• **SOURCE MATERIAL**:
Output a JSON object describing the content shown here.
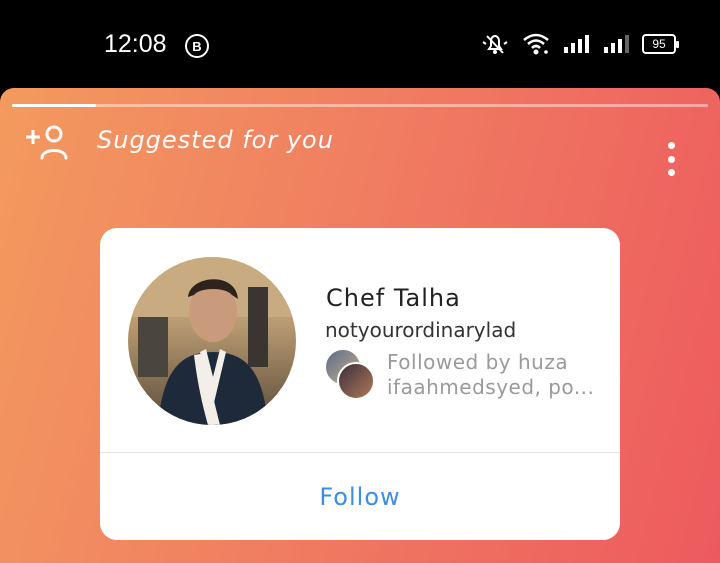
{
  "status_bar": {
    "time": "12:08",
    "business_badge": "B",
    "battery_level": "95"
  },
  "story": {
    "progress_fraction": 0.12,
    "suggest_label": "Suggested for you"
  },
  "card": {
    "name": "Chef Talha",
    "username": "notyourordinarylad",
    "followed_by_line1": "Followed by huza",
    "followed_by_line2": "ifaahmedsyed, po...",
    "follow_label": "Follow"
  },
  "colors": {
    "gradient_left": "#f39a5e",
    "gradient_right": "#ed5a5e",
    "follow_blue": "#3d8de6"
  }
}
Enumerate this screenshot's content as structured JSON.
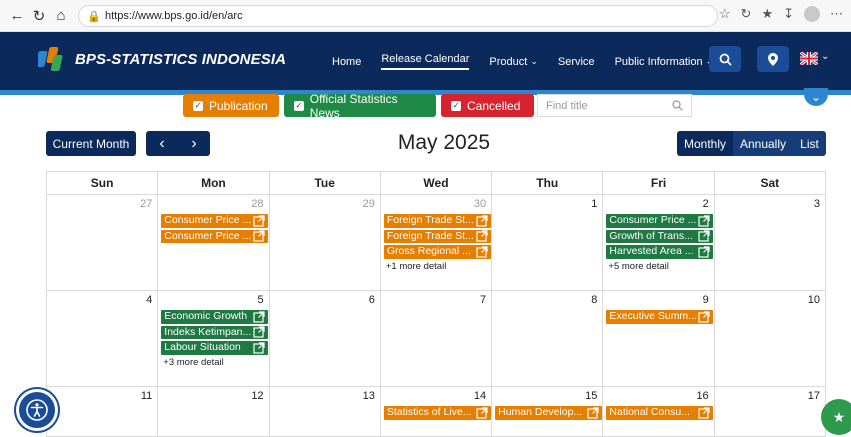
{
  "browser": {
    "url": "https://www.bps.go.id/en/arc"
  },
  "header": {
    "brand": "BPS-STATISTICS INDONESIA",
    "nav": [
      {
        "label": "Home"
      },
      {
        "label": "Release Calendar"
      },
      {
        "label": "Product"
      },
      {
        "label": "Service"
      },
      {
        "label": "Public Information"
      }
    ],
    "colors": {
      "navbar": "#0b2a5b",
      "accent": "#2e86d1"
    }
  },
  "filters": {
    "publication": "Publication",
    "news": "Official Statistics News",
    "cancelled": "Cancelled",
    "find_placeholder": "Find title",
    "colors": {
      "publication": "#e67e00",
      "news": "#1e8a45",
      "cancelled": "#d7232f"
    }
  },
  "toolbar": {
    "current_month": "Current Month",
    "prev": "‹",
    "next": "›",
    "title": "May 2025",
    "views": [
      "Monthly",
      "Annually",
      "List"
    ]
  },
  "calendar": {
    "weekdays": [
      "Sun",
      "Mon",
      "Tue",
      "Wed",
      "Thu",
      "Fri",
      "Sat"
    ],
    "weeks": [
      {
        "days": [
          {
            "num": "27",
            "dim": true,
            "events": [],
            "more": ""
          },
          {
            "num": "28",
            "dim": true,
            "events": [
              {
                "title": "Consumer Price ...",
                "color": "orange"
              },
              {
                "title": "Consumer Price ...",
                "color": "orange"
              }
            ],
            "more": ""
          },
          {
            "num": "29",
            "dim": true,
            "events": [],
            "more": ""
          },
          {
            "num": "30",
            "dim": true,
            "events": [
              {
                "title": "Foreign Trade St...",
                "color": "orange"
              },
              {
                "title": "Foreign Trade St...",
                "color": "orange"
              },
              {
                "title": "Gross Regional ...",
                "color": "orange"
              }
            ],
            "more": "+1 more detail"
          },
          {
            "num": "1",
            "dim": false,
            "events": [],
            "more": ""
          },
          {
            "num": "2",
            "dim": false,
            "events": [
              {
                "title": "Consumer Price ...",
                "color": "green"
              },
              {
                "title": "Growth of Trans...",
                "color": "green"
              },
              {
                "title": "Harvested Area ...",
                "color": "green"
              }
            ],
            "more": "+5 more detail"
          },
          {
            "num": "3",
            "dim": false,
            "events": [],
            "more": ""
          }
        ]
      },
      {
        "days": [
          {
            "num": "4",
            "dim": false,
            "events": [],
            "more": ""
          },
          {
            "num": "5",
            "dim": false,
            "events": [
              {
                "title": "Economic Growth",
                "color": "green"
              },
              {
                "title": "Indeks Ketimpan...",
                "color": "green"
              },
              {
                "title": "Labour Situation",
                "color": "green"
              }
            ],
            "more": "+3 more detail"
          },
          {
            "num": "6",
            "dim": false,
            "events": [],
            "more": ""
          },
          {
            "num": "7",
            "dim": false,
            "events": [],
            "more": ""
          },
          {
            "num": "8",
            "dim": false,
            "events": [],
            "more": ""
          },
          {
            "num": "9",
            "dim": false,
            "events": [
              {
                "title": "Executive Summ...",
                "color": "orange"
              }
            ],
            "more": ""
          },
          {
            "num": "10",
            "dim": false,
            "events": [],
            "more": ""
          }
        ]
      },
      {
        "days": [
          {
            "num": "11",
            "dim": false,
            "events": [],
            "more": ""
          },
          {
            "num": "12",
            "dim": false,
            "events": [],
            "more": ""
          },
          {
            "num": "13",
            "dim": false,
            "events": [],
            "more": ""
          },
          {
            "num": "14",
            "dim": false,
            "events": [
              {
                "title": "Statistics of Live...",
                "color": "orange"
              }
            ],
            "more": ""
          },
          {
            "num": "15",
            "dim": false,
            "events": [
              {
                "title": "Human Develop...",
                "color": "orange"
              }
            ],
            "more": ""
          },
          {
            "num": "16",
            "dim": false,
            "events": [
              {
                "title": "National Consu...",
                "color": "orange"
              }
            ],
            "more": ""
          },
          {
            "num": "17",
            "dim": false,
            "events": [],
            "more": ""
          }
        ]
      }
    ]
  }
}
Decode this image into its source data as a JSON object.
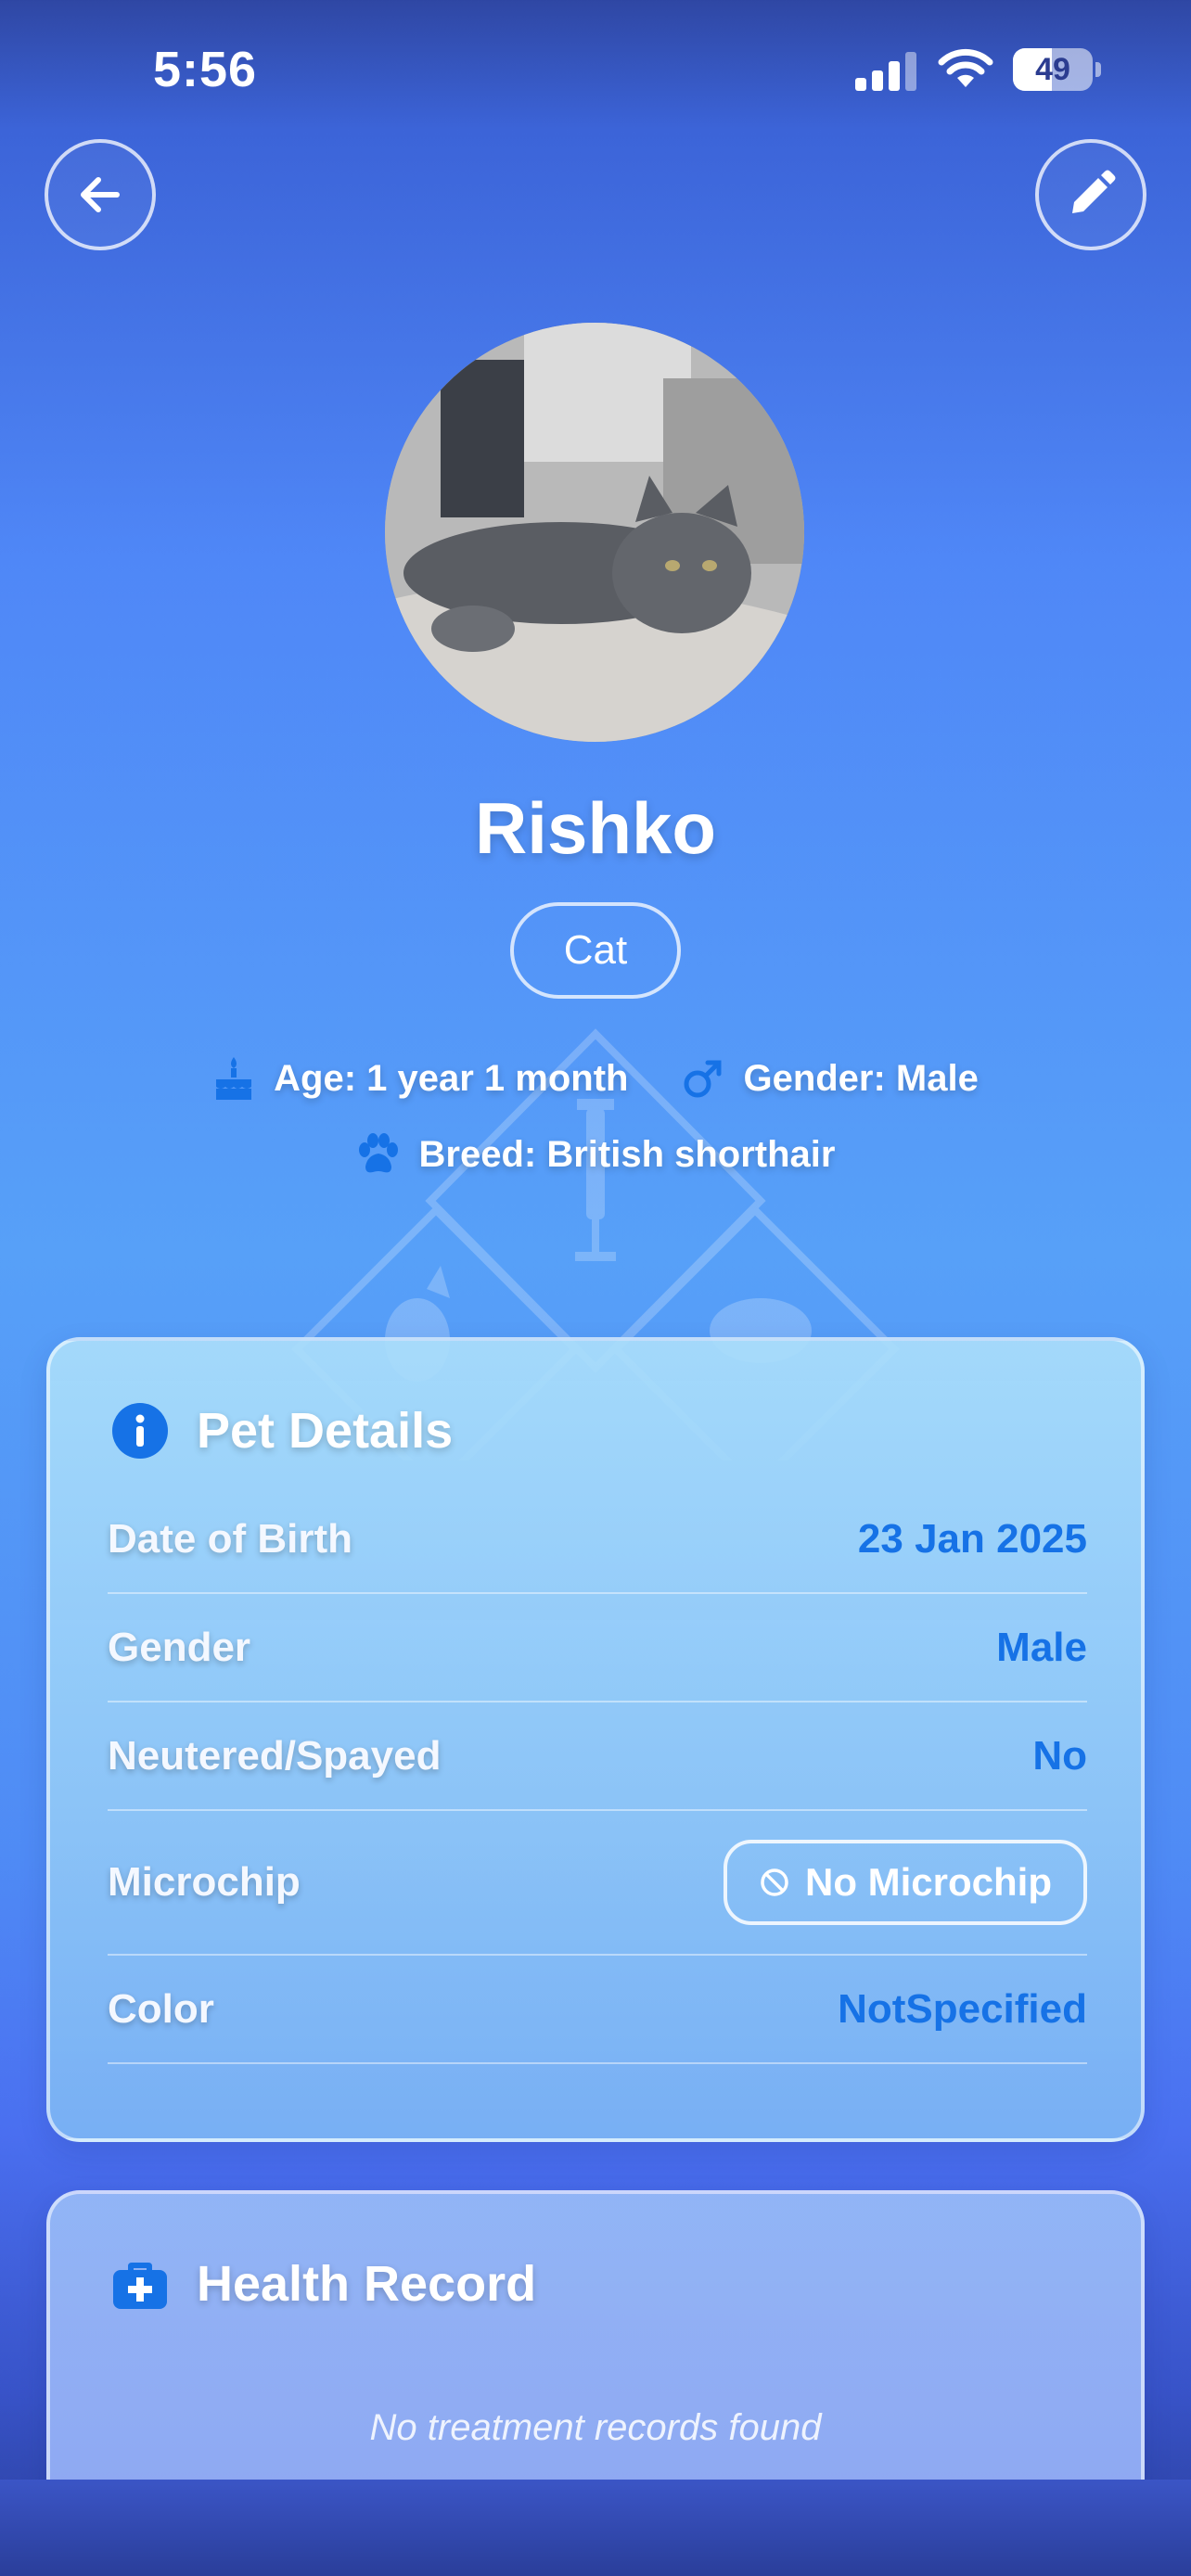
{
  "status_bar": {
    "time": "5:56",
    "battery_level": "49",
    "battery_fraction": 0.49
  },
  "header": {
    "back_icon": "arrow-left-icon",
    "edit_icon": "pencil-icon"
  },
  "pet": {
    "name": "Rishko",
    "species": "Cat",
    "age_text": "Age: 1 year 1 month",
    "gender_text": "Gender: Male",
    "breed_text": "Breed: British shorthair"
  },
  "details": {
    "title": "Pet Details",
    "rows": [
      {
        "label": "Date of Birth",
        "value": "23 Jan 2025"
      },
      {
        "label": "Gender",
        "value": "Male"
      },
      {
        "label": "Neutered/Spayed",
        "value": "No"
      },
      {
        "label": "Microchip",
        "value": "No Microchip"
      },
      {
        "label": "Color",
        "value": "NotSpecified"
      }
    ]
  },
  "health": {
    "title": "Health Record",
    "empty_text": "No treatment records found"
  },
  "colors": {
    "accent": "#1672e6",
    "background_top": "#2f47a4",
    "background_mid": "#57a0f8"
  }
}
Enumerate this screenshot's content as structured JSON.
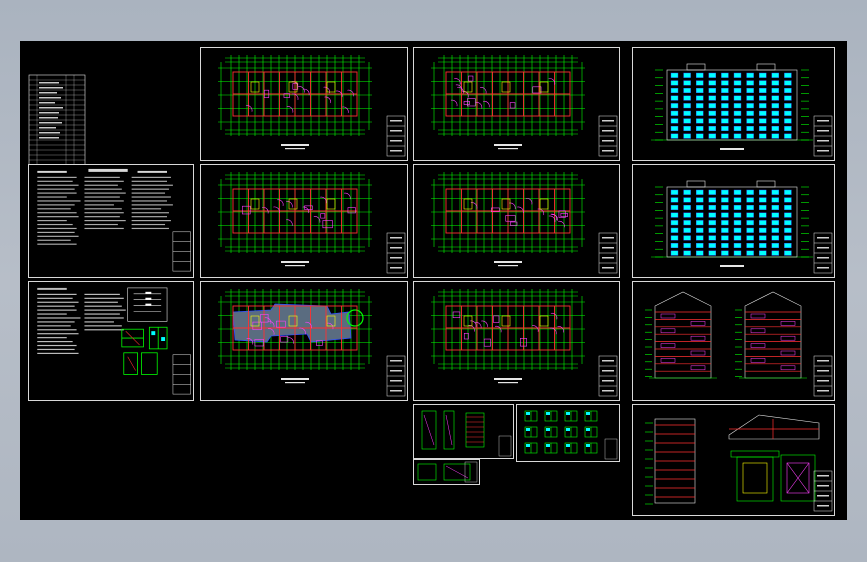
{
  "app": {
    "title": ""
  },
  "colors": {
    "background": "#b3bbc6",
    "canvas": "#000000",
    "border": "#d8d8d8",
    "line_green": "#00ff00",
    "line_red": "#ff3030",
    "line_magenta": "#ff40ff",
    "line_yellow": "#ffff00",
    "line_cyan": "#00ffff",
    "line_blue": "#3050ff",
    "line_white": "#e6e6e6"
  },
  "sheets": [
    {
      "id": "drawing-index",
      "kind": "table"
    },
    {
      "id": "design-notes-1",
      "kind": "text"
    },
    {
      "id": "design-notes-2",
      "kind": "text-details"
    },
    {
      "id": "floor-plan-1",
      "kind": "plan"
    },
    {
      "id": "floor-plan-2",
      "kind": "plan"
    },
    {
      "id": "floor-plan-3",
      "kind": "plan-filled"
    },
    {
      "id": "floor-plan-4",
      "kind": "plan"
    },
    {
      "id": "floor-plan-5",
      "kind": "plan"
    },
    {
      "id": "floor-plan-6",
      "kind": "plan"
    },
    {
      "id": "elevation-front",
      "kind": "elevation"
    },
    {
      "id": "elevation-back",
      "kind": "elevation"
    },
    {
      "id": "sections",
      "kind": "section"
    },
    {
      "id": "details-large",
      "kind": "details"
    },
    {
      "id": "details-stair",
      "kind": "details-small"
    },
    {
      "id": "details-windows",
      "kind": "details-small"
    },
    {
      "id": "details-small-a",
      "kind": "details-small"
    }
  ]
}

• **WHAT IS NEEDED**:
Copy the whole of the material above exactly, but not its images.

• **RIGHT ANSWER**:
Output a JSON object describing the content shown here.
{
  "status_bar": {
    "time": "12:08",
    "business_badge": "B",
    "battery_level": "95"
  },
  "story": {
    "progress_fraction": 0.12,
    "suggest_label": "Suggested for you"
  },
  "card": {
    "name": "Chef Talha",
    "username": "notyourordinarylad",
    "followed_by_line1": "Followed by huza",
    "followed_by_line2": "ifaahmedsyed, po...",
    "follow_label": "Follow"
  },
  "colors": {
    "gradient_left": "#f39a5e",
    "gradient_right": "#ed5a5e",
    "follow_blue": "#3d8de6"
  }
}
Enumerate this screenshot's content as structured JSON.
{
  "browser": {
    "url": "https://www.bps.go.id/en/arc"
  },
  "header": {
    "brand": "BPS-STATISTICS INDONESIA",
    "nav": [
      {
        "label": "Home"
      },
      {
        "label": "Release Calendar"
      },
      {
        "label": "Product"
      },
      {
        "label": "Service"
      },
      {
        "label": "Public Information"
      }
    ],
    "colors": {
      "navbar": "#0b2a5b",
      "accent": "#2e86d1"
    }
  },
  "filters": {
    "publication": "Publication",
    "news": "Official Statistics News",
    "cancelled": "Cancelled",
    "find_placeholder": "Find title",
    "colors": {
      "publication": "#e67e00",
      "news": "#1e8a45",
      "cancelled": "#d7232f"
    }
  },
  "toolbar": {
    "current_month": "Current Month",
    "prev": "‹",
    "next": "›",
    "title": "May 2025",
    "views": [
      "Monthly",
      "Annually",
      "List"
    ]
  },
  "calendar": {
    "weekdays": [
      "Sun",
      "Mon",
      "Tue",
      "Wed",
      "Thu",
      "Fri",
      "Sat"
    ],
    "weeks": [
      {
        "days": [
          {
            "num": "27",
            "dim": true,
            "events": [],
            "more": ""
          },
          {
            "num": "28",
            "dim": true,
            "events": [
              {
                "title": "Consumer Price ...",
                "color": "orange"
              },
              {
                "title": "Consumer Price ...",
                "color": "orange"
              }
            ],
            "more": ""
          },
          {
            "num": "29",
            "dim": true,
            "events": [],
            "more": ""
          },
          {
            "num": "30",
            "dim": true,
            "events": [
              {
                "title": "Foreign Trade St...",
                "color": "orange"
              },
              {
                "title": "Foreign Trade St...",
                "color": "orange"
              },
              {
                "title": "Gross Regional ...",
                "color": "orange"
              }
            ],
            "more": "+1 more detail"
          },
          {
            "num": "1",
            "dim": false,
            "events": [],
            "more": ""
          },
          {
            "num": "2",
            "dim": false,
            "events": [
              {
                "title": "Consumer Price ...",
                "color": "green"
              },
              {
                "title": "Growth of Trans...",
                "color": "green"
              },
              {
                "title": "Harvested Area ...",
                "color": "green"
              }
            ],
            "more": "+5 more detail"
          },
          {
            "num": "3",
            "dim": false,
            "events": [],
            "more": ""
          }
        ]
      },
      {
        "days": [
          {
            "num": "4",
            "dim": false,
            "events": [],
            "more": ""
          },
          {
            "num": "5",
            "dim": false,
            "events": [
              {
                "title": "Economic Growth",
                "color": "green"
              },
              {
                "title": "Indeks Ketimpan...",
                "color": "green"
              },
              {
                "title": "Labour Situation",
                "color": "green"
              }
            ],
            "more": "+3 more detail"
          },
          {
            "num": "6",
            "dim": false,
            "events": [],
            "more": ""
          },
          {
            "num": "7",
            "dim": false,
            "events": [],
            "more": ""
          },
          {
            "num": "8",
            "dim": false,
            "events": [],
            "more": ""
          },
          {
            "num": "9",
            "dim": false,
            "events": [
              {
                "title": "Executive Summ...",
                "color": "orange"
              }
            ],
            "more": ""
          },
          {
            "num": "10",
            "dim": false,
            "events": [],
            "more": ""
          }
        ]
      },
      {
        "days": [
          {
            "num": "11",
            "dim": false,
            "events": [],
            "more": ""
          },
          {
            "num": "12",
            "dim": false,
            "events": [],
            "more": ""
          },
          {
            "num": "13",
            "dim": false,
            "events": [],
            "more": ""
          },
          {
            "num": "14",
            "dim": false,
            "events": [
              {
                "title": "Statistics of Live...",
                "color": "orange"
              }
            ],
            "more": ""
          },
          {
            "num": "15",
            "dim": false,
            "events": [
              {
                "title": "Human Develop...",
                "color": "orange"
              }
            ],
            "more": ""
          },
          {
            "num": "16",
            "dim": false,
            "events": [
              {
                "title": "National Consu...",
                "color": "orange"
              }
            ],
            "more": ""
          },
          {
            "num": "17",
            "dim": false,
            "events": [],
            "more": ""
          }
        ]
      }
    ]
  }
}
Decode this image into its source data as a JSON object.
{
  "status_bar": {
    "time": "5:56",
    "battery_level": "49",
    "battery_fraction": 0.49
  },
  "header": {
    "back_icon": "arrow-left-icon",
    "edit_icon": "pencil-icon"
  },
  "pet": {
    "name": "Rishko",
    "species": "Cat",
    "age_text": "Age: 1 year 1 month",
    "gender_text": "Gender: Male",
    "breed_text": "Breed: British shorthair"
  },
  "details": {
    "title": "Pet Details",
    "rows": [
      {
        "label": "Date of Birth",
        "value": "23 Jan 2025"
      },
      {
        "label": "Gender",
        "value": "Male"
      },
      {
        "label": "Neutered/Spayed",
        "value": "No"
      },
      {
        "label": "Microchip",
        "value": "No Microchip"
      },
      {
        "label": "Color",
        "value": "NotSpecified"
      }
    ]
  },
  "health": {
    "title": "Health Record",
    "empty_text": "No treatment records found"
  },
  "colors": {
    "accent": "#1672e6",
    "background_top": "#2f47a4",
    "background_mid": "#57a0f8"
  }
}
Enumerate this screenshot's content as structured JSON.
{
  "app": {
    "title": ""
  },
  "colors": {
    "background": "#b3bbc6",
    "canvas": "#000000",
    "border": "#d8d8d8",
    "line_green": "#00ff00",
    "line_red": "#ff3030",
    "line_magenta": "#ff40ff",
    "line_yellow": "#ffff00",
    "line_cyan": "#00ffff",
    "line_blue": "#3050ff",
    "line_white": "#e6e6e6"
  },
  "sheets": [
    {
      "id": "drawing-index",
      "kind": "table"
    },
    {
      "id": "design-notes-1",
      "kind": "text"
    },
    {
      "id": "design-notes-2",
      "kind": "text-details"
    },
    {
      "id": "floor-plan-1",
      "kind": "plan"
    },
    {
      "id": "floor-plan-2",
      "kind": "plan"
    },
    {
      "id": "floor-plan-3",
      "kind": "plan-filled"
    },
    {
      "id": "floor-plan-4",
      "kind": "plan"
    },
    {
      "id": "floor-plan-5",
      "kind": "plan"
    },
    {
      "id": "floor-plan-6",
      "kind": "plan"
    },
    {
      "id": "elevation-front",
      "kind": "elevation"
    },
    {
      "id": "elevation-back",
      "kind": "elevation"
    },
    {
      "id": "sections",
      "kind": "section"
    },
    {
      "id": "details-large",
      "kind": "details"
    },
    {
      "id": "details-stair",
      "kind": "details-small"
    },
    {
      "id": "details-windows",
      "kind": "details-small"
    },
    {
      "id": "details-small-a",
      "kind": "details-small"
    }
  ]
}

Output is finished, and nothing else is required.